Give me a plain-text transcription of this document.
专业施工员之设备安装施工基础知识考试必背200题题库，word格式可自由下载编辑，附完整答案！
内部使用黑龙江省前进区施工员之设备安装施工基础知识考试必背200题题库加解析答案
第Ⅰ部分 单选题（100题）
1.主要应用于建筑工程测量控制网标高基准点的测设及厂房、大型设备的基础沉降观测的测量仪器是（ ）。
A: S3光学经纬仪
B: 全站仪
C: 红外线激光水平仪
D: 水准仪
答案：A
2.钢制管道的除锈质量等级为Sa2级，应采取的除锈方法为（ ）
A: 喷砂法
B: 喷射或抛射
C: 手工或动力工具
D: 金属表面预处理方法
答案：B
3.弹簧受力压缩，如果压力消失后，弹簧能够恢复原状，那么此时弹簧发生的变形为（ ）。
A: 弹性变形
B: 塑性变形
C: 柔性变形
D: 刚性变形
□ □ □ □
=== WHAT IS EXPECTED ===
Your task is to transcribe the listing above in full, exactly as given.

=== CORRECT RESPONSE ===
Give me a plain-text transcription of this document.
专业施工员之设备安装施工基础知识考试必背200题题库，word格式可自由下载编辑，附完整答案！
内部使用黑龙江省前进区施工员之设备安装施工基础知识考试必背200题题库加解析答案
第Ⅰ部分 单选题（100题）
1.主要应用于建筑工程测量控制网标高基准点的测设及厂房、大型设备的基础沉降观测的测量仪器是（ ）。
A: S3光学经纬仪
B: 全站仪
C: 红外线激光水平仪
D: 水准仪
答案：A
2.钢制管道的除锈质量等级为Sa2级，应采取的除锈方法为（ ）
A: 喷砂法
B: 喷射或抛射
C: 手工或动力工具
D: 金属表面预处理方法
答案：B
3.弹簧受力压缩，如果压力消失后，弹簧能够恢复原状，那么此时弹簧发生的变形为（ ）。
A: 弹性变形
B: 塑性变形
C: 柔性变形
D: 刚性变形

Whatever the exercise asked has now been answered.